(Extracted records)
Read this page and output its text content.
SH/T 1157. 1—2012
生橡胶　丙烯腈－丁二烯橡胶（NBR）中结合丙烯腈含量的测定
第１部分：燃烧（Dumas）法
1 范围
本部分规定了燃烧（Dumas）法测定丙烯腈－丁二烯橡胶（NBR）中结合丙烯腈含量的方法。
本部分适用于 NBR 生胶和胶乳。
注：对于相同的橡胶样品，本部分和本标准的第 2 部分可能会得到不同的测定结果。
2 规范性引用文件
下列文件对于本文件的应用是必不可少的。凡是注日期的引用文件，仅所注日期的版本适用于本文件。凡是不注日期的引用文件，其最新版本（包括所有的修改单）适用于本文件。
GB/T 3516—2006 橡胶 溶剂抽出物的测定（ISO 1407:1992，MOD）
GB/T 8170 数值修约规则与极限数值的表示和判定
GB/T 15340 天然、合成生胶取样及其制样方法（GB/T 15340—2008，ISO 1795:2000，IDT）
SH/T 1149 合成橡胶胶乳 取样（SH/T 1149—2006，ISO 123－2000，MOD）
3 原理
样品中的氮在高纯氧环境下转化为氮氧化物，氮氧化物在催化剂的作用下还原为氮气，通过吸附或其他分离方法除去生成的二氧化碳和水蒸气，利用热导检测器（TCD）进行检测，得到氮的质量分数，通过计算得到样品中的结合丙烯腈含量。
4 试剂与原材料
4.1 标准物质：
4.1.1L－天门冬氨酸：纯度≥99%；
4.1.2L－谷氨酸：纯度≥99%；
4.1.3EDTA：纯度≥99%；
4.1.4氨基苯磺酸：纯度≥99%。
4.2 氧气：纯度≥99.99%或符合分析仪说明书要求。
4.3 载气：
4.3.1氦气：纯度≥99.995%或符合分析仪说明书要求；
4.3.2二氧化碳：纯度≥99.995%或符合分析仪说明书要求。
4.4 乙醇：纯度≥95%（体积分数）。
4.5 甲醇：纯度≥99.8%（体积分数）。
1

__Given task__. Extract the entries above verbatim.

__Reply__.
Read this page and output its text content.
SH/T 1157. 1—2012
生橡胶　丙烯腈－丁二烯橡胶（NBR）中结合丙烯腈含量的测定
第１部分：燃烧（Dumas）法
1 范围
本部分规定了燃烧（Dumas）法测定丙烯腈－丁二烯橡胶（NBR）中结合丙烯腈含量的方法。
本部分适用于 NBR 生胶和胶乳。
注：对于相同的橡胶样品，本部分和本标准的第 2 部分可能会得到不同的测定结果。
2 规范性引用文件
下列文件对于本文件的应用是必不可少的。凡是注日期的引用文件，仅所注日期的版本适用于本文件。凡是不注日期的引用文件，其最新版本（包括所有的修改单）适用于本文件。
GB/T 3516—2006 橡胶 溶剂抽出物的测定（ISO 1407:1992，MOD）
GB/T 8170 数值修约规则与极限数值的表示和判定
GB/T 15340 天然、合成生胶取样及其制样方法（GB/T 15340—2008，ISO 1795:2000，IDT）
SH/T 1149 合成橡胶胶乳 取样（SH/T 1149—2006，ISO 123－2000，MOD）
3 原理
样品中的氮在高纯氧环境下转化为氮氧化物，氮氧化物在催化剂的作用下还原为氮气，通过吸附或其他分离方法除去生成的二氧化碳和水蒸气，利用热导检测器（TCD）进行检测，得到氮的质量分数，通过计算得到样品中的结合丙烯腈含量。
4 试剂与原材料
4.1 标准物质：
4.1.1L－天门冬氨酸：纯度≥99%；
4.1.2L－谷氨酸：纯度≥99%；
4.1.3EDTA：纯度≥99%；
4.1.4氨基苯磺酸：纯度≥99%。
4.2 氧气：纯度≥99.99%或符合分析仪说明书要求。
4.3 载气：
4.3.1氦气：纯度≥99.995%或符合分析仪说明书要求；
4.3.2二氧化碳：纯度≥99.995%或符合分析仪说明书要求。
4.4 乙醇：纯度≥95%（体积分数）。
4.5 甲醇：纯度≥99.8%（体积分数）。
1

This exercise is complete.